+++ DATA ENTRIES +++

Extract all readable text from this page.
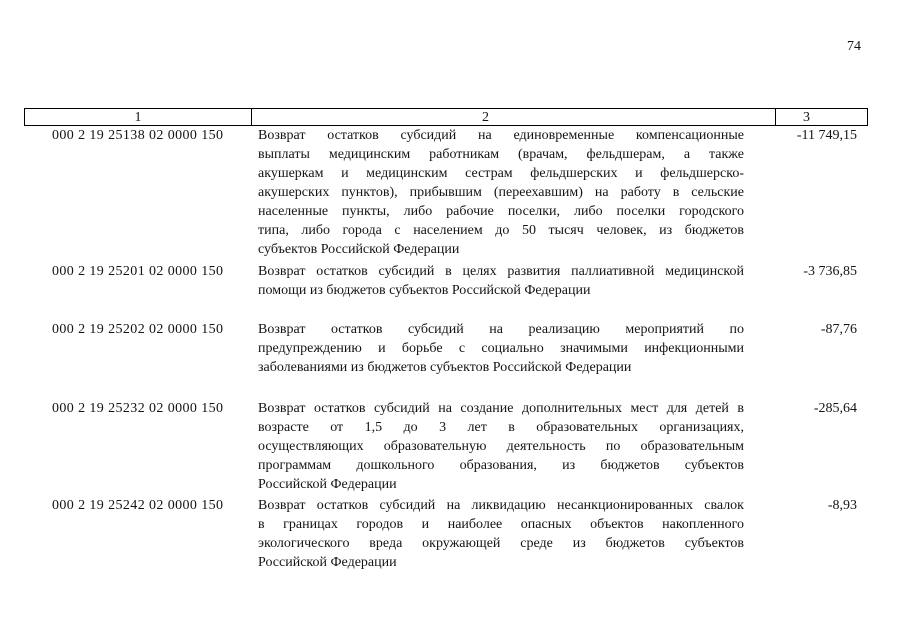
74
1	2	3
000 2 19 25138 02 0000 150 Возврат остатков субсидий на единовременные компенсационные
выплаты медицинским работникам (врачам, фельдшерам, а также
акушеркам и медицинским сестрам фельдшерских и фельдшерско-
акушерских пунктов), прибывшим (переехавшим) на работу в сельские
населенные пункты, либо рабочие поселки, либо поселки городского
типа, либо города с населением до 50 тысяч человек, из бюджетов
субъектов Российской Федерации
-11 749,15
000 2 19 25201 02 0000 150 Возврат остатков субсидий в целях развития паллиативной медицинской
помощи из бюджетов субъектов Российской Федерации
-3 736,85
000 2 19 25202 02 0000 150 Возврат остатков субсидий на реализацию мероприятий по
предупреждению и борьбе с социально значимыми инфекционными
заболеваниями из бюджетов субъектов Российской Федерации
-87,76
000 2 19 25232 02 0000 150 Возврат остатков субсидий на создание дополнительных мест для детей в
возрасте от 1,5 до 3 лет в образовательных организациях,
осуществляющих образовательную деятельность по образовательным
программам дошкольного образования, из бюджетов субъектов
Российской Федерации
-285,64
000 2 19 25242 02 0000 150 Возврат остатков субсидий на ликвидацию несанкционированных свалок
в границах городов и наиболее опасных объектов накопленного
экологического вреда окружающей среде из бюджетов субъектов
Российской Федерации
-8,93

+++

WHAT YOU ARE ASKED TO DO
Copy the data exactly. Any picture it contains is to be omitted.

FINISHED ANSWER
Extract all readable text from this page.
74
1	2	3
000 2 19 25138 02 0000 150 Возврат остатков субсидий на единовременные компенсационные
выплаты медицинским работникам (врачам, фельдшерам, а также
акушеркам и медицинским сестрам фельдшерских и фельдшерско-
акушерских пунктов), прибывшим (переехавшим) на работу в сельские
населенные пункты, либо рабочие поселки, либо поселки городского
типа, либо города с населением до 50 тысяч человек, из бюджетов
субъектов Российской Федерации
-11 749,15
000 2 19 25201 02 0000 150 Возврат остатков субсидий в целях развития паллиативной медицинской
помощи из бюджетов субъектов Российской Федерации
-3 736,85
000 2 19 25202 02 0000 150 Возврат остатков субсидий на реализацию мероприятий по
предупреждению и борьбе с социально значимыми инфекционными
заболеваниями из бюджетов субъектов Российской Федерации
-87,76
000 2 19 25232 02 0000 150 Возврат остатков субсидий на создание дополнительных мест для детей в
возрасте от 1,5 до 3 лет в образовательных организациях,
осуществляющих образовательную деятельность по образовательным
программам дошкольного образования, из бюджетов субъектов
Российской Федерации
-285,64
000 2 19 25242 02 0000 150 Возврат остатков субсидий на ликвидацию несанкционированных свалок
в границах городов и наиболее опасных объектов накопленного
экологического вреда окружающей среде из бюджетов субъектов
Российской Федерации
-8,93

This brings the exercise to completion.